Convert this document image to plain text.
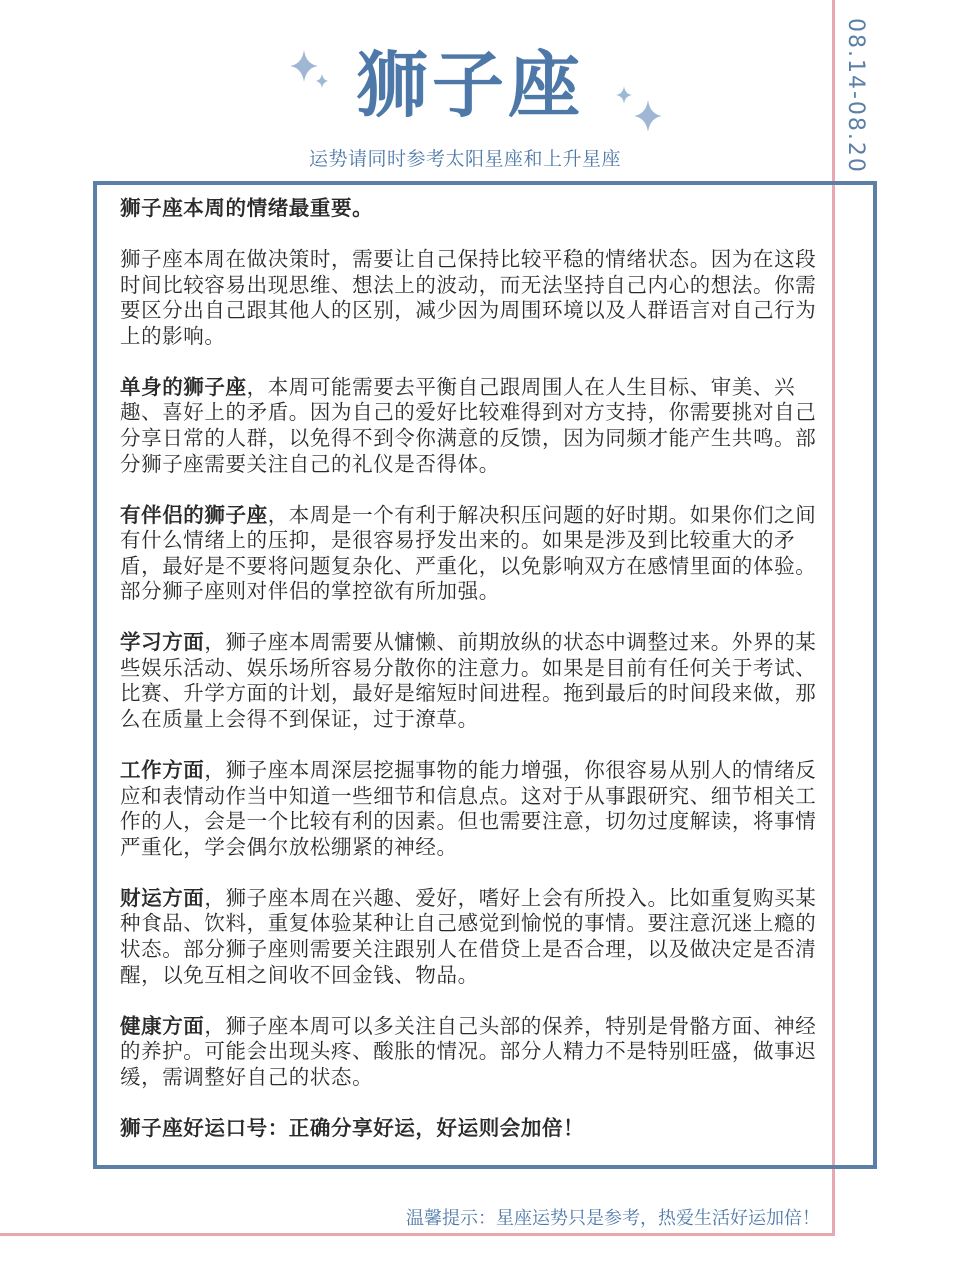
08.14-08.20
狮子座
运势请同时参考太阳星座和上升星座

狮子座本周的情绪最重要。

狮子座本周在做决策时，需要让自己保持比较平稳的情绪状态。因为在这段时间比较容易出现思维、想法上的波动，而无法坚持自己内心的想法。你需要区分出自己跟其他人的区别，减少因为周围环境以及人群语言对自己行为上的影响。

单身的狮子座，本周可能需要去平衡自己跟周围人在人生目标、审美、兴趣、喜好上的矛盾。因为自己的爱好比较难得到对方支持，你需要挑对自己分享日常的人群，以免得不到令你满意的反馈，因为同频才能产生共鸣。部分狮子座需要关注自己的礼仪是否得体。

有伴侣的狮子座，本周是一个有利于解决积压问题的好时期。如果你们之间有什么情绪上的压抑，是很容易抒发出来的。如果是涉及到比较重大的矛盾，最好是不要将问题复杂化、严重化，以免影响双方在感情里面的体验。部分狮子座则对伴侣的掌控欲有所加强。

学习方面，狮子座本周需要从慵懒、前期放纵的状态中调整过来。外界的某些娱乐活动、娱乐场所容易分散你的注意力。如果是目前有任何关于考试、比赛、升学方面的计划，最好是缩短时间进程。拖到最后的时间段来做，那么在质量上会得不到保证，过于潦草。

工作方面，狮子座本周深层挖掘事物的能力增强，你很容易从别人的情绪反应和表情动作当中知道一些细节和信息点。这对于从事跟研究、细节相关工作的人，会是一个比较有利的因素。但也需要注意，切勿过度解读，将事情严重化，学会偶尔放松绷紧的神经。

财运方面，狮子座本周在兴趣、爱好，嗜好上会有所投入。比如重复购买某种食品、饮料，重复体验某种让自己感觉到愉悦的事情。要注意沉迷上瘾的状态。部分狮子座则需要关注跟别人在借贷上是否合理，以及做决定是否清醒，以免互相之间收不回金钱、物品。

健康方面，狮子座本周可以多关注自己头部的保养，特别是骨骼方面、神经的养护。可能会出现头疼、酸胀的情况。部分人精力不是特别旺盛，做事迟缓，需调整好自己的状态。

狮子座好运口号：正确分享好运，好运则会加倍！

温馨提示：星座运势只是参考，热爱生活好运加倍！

→ **What you are asked to do**
Pictures are not part of the copy; reproduce everything else in the records exactly.

→ **Solution below**
Convert this document image to plain text.
08.14-08.20
狮子座
运势请同时参考太阳星座和上升星座

狮子座本周的情绪最重要。

狮子座本周在做决策时，需要让自己保持比较平稳的情绪状态。因为在这段时间比较容易出现思维、想法上的波动，而无法坚持自己内心的想法。你需要区分出自己跟其他人的区别，减少因为周围环境以及人群语言对自己行为上的影响。

单身的狮子座，本周可能需要去平衡自己跟周围人在人生目标、审美、兴趣、喜好上的矛盾。因为自己的爱好比较难得到对方支持，你需要挑对自己分享日常的人群，以免得不到令你满意的反馈，因为同频才能产生共鸣。部分狮子座需要关注自己的礼仪是否得体。

有伴侣的狮子座，本周是一个有利于解决积压问题的好时期。如果你们之间有什么情绪上的压抑，是很容易抒发出来的。如果是涉及到比较重大的矛盾，最好是不要将问题复杂化、严重化，以免影响双方在感情里面的体验。部分狮子座则对伴侣的掌控欲有所加强。

学习方面，狮子座本周需要从慵懒、前期放纵的状态中调整过来。外界的某些娱乐活动、娱乐场所容易分散你的注意力。如果是目前有任何关于考试、比赛、升学方面的计划，最好是缩短时间进程。拖到最后的时间段来做，那么在质量上会得不到保证，过于潦草。

工作方面，狮子座本周深层挖掘事物的能力增强，你很容易从别人的情绪反应和表情动作当中知道一些细节和信息点。这对于从事跟研究、细节相关工作的人，会是一个比较有利的因素。但也需要注意，切勿过度解读，将事情严重化，学会偶尔放松绷紧的神经。

财运方面，狮子座本周在兴趣、爱好，嗜好上会有所投入。比如重复购买某种食品、饮料，重复体验某种让自己感觉到愉悦的事情。要注意沉迷上瘾的状态。部分狮子座则需要关注跟别人在借贷上是否合理，以及做决定是否清醒，以免互相之间收不回金钱、物品。

健康方面，狮子座本周可以多关注自己头部的保养，特别是骨骼方面、神经的养护。可能会出现头疼、酸胀的情况。部分人精力不是特别旺盛，做事迟缓，需调整好自己的状态。

狮子座好运口号：正确分享好运，好运则会加倍！

温馨提示：星座运势只是参考，热爱生活好运加倍！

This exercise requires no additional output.